Written problem - Read the lines that follow and pick out every one containing the word "Rate".

Given data -
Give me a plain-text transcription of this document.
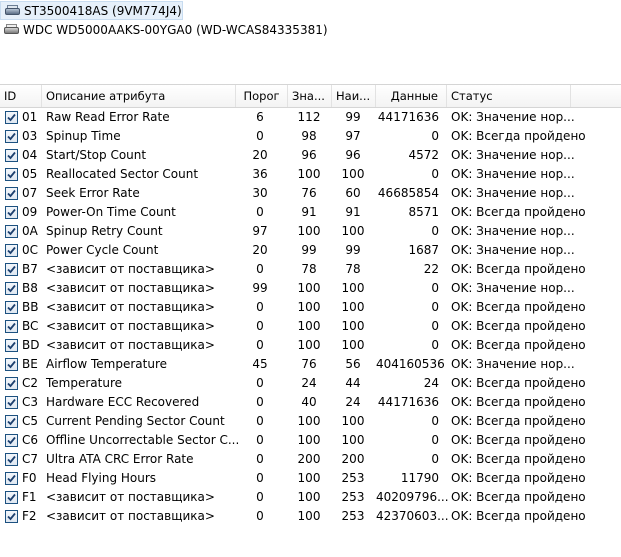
ST3500418AS (9VM774J4)
WDC WD5000AAKS-00YGA0 (WD-WCAS84335381)
ID	Описание атрибута	Порог	Зна... Наи...	Данные	Статус
01 Raw Read Error Rate	6	112	99	44171636 OK: Значение нор...
03 Spinup Time	0	98	97	0 OK: Всегда пройдено
04 Start/Stop Count	20	96	96	4572 OK: Значение нор...
05 Reallocated Sector Count	36	100	100	0 OK: Значение нор...
07 Seek Error Rate	30	76	60	46685854 OK: Значение нор...
09 Power-On Time Count	0	91	91	8571 OK: Всегда пройдено
0A Spinup Retry Count	97	100	100	0 OK: Значение нор...
0C Power Cycle Count	20	99	99	1687 OK: Значение нор...
B7 <зависит от поставщика>	0	78	78	22 OK: Всегда пройдено
B8 <зависит от поставщика>	99	100	100	0 OK: Значение нор...
BB <зависит от поставщика>	0	100	100	0 OK: Всегда пройдено
BC <зависит от поставщика>	0	100	100	0 OK: Всегда пройдено
BD <зависит от поставщика>	0	100	100	0 OK: Всегда пройдено
BE Airflow Temperature	45	76	56	404160536 OK: Значение нор...
C2 Temperature	0	24	44	24 OK: Всегда пройдено
C3 Hardware ECC Recovered	0	40	24	44171636 OK: Всегда пройдено
C5 Current Pending Sector Count	0	100	100	0 OK: Всегда пройдено
C6 Offline Uncorrectable Sector C...	0	100	100	0 OK: Всегда пройдено
C7 Ultra ATA CRC Error Rate	0	200	200	0 OK: Всегда пройдено
F0 Head Flying Hours	0	100	253	11790 OK: Всегда пройдено
F1 <зависит от поставщика>	0	100	253 40209796... OK: Всегда пройдено
F2 <зависит от поставщика>	0	100	253 42370603... OK: Всегда пройдено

Exercise response -
01 Raw Read Error Rate	6	112	99	44171636 OK: Значение нор...
07 Seek Error Rate	30	76	60	46685854 OK: Значение нор...
C7 Ultra ATA CRC Error Rate	0	200	200	0 OK: Всегда пройдено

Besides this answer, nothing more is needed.